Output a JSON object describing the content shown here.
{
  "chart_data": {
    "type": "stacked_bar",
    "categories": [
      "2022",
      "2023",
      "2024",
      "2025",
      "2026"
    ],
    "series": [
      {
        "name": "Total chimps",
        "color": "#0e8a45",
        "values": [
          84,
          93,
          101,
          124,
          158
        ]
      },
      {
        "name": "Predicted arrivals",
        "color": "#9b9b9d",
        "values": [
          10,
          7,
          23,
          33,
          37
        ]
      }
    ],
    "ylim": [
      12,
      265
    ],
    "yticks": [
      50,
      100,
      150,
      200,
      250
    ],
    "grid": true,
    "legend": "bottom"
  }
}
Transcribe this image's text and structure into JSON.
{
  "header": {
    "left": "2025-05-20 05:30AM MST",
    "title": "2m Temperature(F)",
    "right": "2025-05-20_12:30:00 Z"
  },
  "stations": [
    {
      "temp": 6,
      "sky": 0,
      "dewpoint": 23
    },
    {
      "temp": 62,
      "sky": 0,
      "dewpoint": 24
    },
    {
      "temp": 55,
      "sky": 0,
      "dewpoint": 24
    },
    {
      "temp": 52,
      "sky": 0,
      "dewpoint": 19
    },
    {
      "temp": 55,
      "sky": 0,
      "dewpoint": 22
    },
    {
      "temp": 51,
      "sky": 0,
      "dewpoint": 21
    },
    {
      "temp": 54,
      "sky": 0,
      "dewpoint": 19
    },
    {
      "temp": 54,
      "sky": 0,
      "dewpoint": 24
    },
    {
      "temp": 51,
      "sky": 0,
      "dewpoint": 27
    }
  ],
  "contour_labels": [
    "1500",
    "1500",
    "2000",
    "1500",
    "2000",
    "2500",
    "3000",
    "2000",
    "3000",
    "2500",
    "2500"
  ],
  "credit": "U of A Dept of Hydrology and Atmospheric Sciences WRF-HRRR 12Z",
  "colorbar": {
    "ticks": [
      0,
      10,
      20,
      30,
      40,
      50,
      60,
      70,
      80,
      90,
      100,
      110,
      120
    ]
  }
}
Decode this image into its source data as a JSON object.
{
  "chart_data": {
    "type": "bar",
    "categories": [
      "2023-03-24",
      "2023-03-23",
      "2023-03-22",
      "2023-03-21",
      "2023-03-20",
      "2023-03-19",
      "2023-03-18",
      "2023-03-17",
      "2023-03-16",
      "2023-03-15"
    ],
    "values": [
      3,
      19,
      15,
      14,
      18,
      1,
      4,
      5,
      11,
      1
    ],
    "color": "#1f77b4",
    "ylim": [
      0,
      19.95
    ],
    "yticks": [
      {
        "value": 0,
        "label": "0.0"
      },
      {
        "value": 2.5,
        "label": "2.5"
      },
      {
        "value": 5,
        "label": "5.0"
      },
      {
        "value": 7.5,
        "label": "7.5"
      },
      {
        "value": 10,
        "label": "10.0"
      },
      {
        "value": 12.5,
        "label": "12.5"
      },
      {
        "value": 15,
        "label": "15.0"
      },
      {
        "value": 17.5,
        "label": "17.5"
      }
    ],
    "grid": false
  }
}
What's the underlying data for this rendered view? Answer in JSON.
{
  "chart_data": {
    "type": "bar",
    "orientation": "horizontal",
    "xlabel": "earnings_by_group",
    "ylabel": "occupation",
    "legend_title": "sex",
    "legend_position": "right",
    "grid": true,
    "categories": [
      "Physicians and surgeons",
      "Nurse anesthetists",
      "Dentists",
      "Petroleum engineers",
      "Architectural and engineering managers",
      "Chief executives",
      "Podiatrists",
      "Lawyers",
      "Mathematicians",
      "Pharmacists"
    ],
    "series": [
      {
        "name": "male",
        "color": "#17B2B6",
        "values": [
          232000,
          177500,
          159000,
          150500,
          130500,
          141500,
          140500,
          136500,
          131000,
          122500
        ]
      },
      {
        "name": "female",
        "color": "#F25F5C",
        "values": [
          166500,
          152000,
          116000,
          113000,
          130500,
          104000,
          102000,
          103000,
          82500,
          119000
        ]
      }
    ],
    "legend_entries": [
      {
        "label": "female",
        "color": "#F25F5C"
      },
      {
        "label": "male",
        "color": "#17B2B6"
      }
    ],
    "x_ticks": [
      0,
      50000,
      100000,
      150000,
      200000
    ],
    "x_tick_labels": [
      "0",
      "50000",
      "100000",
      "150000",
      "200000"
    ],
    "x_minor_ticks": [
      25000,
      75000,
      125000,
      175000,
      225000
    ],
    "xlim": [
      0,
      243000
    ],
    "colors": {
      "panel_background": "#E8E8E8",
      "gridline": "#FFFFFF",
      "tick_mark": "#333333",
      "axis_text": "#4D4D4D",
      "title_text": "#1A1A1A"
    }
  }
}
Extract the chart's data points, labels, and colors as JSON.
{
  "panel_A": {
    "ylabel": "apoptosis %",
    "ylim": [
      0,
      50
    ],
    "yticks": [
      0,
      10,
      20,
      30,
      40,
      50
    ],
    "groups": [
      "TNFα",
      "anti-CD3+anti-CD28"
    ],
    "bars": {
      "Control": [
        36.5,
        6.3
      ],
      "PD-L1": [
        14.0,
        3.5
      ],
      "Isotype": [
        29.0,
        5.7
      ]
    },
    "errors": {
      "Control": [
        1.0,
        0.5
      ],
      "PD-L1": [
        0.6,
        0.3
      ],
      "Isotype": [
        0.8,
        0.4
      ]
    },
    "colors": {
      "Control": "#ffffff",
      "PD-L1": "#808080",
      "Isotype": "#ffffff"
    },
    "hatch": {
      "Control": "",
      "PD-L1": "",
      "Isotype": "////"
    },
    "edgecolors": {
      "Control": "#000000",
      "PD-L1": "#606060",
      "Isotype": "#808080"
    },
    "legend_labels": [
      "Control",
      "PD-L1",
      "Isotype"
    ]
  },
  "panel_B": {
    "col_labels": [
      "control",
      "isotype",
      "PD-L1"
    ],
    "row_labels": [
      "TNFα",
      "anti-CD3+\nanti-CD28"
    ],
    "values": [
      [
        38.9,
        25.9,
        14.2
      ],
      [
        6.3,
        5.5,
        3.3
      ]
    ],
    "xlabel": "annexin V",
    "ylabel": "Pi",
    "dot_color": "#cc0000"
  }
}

▸ **Short task**: Reproduce the listing in full. Keep it exactly as written.

▸ **Answer in full**:
Output a JSON object describing the content shown here.
{
  "chart_data": {
    "type": "stacked_bar",
    "categories": [
      "2022",
      "2023",
      "2024",
      "2025",
      "2026"
    ],
    "series": [
      {
        "name": "Total chimps",
        "color": "#0e8a45",
        "values": [
          84,
          93,
          101,
          124,
          158
        ]
      },
      {
        "name": "Predicted arrivals",
        "color": "#9b9b9d",
        "values": [
          10,
          7,
          23,
          33,
          37
        ]
      }
    ],
    "ylim": [
      12,
      265
    ],
    "yticks": [
      50,
      100,
      150,
      200,
      250
    ],
    "grid": true,
    "legend": "bottom"
  }
}
Transcribe this image's text and structure into JSON.
{
  "header": {
    "left": "2025-05-20 05:30AM MST",
    "title": "2m Temperature(F)",
    "right": "2025-05-20_12:30:00 Z"
  },
  "stations": [
    {
      "temp": 6,
      "sky": 0,
      "dewpoint": 23
    },
    {
      "temp": 62,
      "sky": 0,
      "dewpoint": 24
    },
    {
      "temp": 55,
      "sky": 0,
      "dewpoint": 24
    },
    {
      "temp": 52,
      "sky": 0,
      "dewpoint": 19
    },
    {
      "temp": 55,
      "sky": 0,
      "dewpoint": 22
    },
    {
      "temp": 51,
      "sky": 0,
      "dewpoint": 21
    },
    {
      "temp": 54,
      "sky": 0,
      "dewpoint": 19
    },
    {
      "temp": 54,
      "sky": 0,
      "dewpoint": 24
    },
    {
      "temp": 51,
      "sky": 0,
      "dewpoint": 27
    }
  ],
  "contour_labels": [
    "1500",
    "1500",
    "2000",
    "1500",
    "2000",
    "2500",
    "3000",
    "2000",
    "3000",
    "2500",
    "2500"
  ],
  "credit": "U of A Dept of Hydrology and Atmospheric Sciences WRF-HRRR 12Z",
  "colorbar": {
    "ticks": [
      0,
      10,
      20,
      30,
      40,
      50,
      60,
      70,
      80,
      90,
      100,
      110,
      120
    ]
  }
}
Decode this image into its source data as a JSON object.
{
  "chart_data": {
    "type": "bar",
    "categories": [
      "2023-03-24",
      "2023-03-23",
      "2023-03-22",
      "2023-03-21",
      "2023-03-20",
      "2023-03-19",
      "2023-03-18",
      "2023-03-17",
      "2023-03-16",
      "2023-03-15"
    ],
    "values": [
      3,
      19,
      15,
      14,
      18,
      1,
      4,
      5,
      11,
      1
    ],
    "color": "#1f77b4",
    "ylim": [
      0,
      19.95
    ],
    "yticks": [
      {
        "value": 0,
        "label": "0.0"
      },
      {
        "value": 2.5,
        "label": "2.5"
      },
      {
        "value": 5,
        "label": "5.0"
      },
      {
        "value": 7.5,
        "label": "7.5"
      },
      {
        "value": 10,
        "label": "10.0"
      },
      {
        "value": 12.5,
        "label": "12.5"
      },
      {
        "value": 15,
        "label": "15.0"
      },
      {
        "value": 17.5,
        "label": "17.5"
      }
    ],
    "grid": false
  }
}
What's the underlying data for this rendered view? Answer in JSON.
{
  "chart_data": {
    "type": "bar",
    "orientation": "horizontal",
    "xlabel": "earnings_by_group",
    "ylabel": "occupation",
    "legend_title": "sex",
    "legend_position": "right",
    "grid": true,
    "categories": [
      "Physicians and surgeons",
      "Nurse anesthetists",
      "Dentists",
      "Petroleum engineers",
      "Architectural and engineering managers",
      "Chief executives",
      "Podiatrists",
      "Lawyers",
      "Mathematicians",
      "Pharmacists"
    ],
    "series": [
      {
        "name": "male",
        "color": "#17B2B6",
        "values": [
          232000,
          177500,
          159000,
          150500,
          130500,
          141500,
          140500,
          136500,
          131000,
          122500
        ]
      },
      {
        "name": "female",
        "color": "#F25F5C",
        "values": [
          166500,
          152000,
          116000,
          113000,
          130500,
          104000,
          102000,
          103000,
          82500,
          119000
        ]
      }
    ],
    "legend_entries": [
      {
        "label": "female",
        "color": "#F25F5C"
      },
      {
        "label": "male",
        "color": "#17B2B6"
      }
    ],
    "x_ticks": [
      0,
      50000,
      100000,
      150000,
      200000
    ],
    "x_tick_labels": [
      "0",
      "50000",
      "100000",
      "150000",
      "200000"
    ],
    "x_minor_ticks": [
      25000,
      75000,
      125000,
      175000,
      225000
    ],
    "xlim": [
      0,
      243000
    ],
    "colors": {
      "panel_background": "#E8E8E8",
      "gridline": "#FFFFFF",
      "tick_mark": "#333333",
      "axis_text": "#4D4D4D",
      "title_text": "#1A1A1A"
    }
  }
}
Extract the chart's data points, labels, and colors as JSON.
{
  "panel_A": {
    "ylabel": "apoptosis %",
    "ylim": [
      0,
      50
    ],
    "yticks": [
      0,
      10,
      20,
      30,
      40,
      50
    ],
    "groups": [
      "TNFα",
      "anti-CD3+anti-CD28"
    ],
    "bars": {
      "Control": [
        36.5,
        6.3
      ],
      "PD-L1": [
        14.0,
        3.5
      ],
      "Isotype": [
        29.0,
        5.7
      ]
    },
    "errors": {
      "Control": [
        1.0,
        0.5
      ],
      "PD-L1": [
        0.6,
        0.3
      ],
      "Isotype": [
        0.8,
        0.4
      ]
    },
    "colors": {
      "Control": "#ffffff",
      "PD-L1": "#808080",
      "Isotype": "#ffffff"
    },
    "hatch": {
      "Control": "",
      "PD-L1": "",
      "Isotype": "////"
    },
    "edgecolors": {
      "Control": "#000000",
      "PD-L1": "#606060",
      "Isotype": "#808080"
    },
    "legend_labels": [
      "Control",
      "PD-L1",
      "Isotype"
    ]
  },
  "panel_B": {
    "col_labels": [
      "control",
      "isotype",
      "PD-L1"
    ],
    "row_labels": [
      "TNFα",
      "anti-CD3+\nanti-CD28"
    ],
    "values": [
      [
        38.9,
        25.9,
        14.2
      ],
      [
        6.3,
        5.5,
        3.3
      ]
    ],
    "xlabel": "annexin V",
    "ylabel": "Pi",
    "dot_color": "#cc0000"
  }
}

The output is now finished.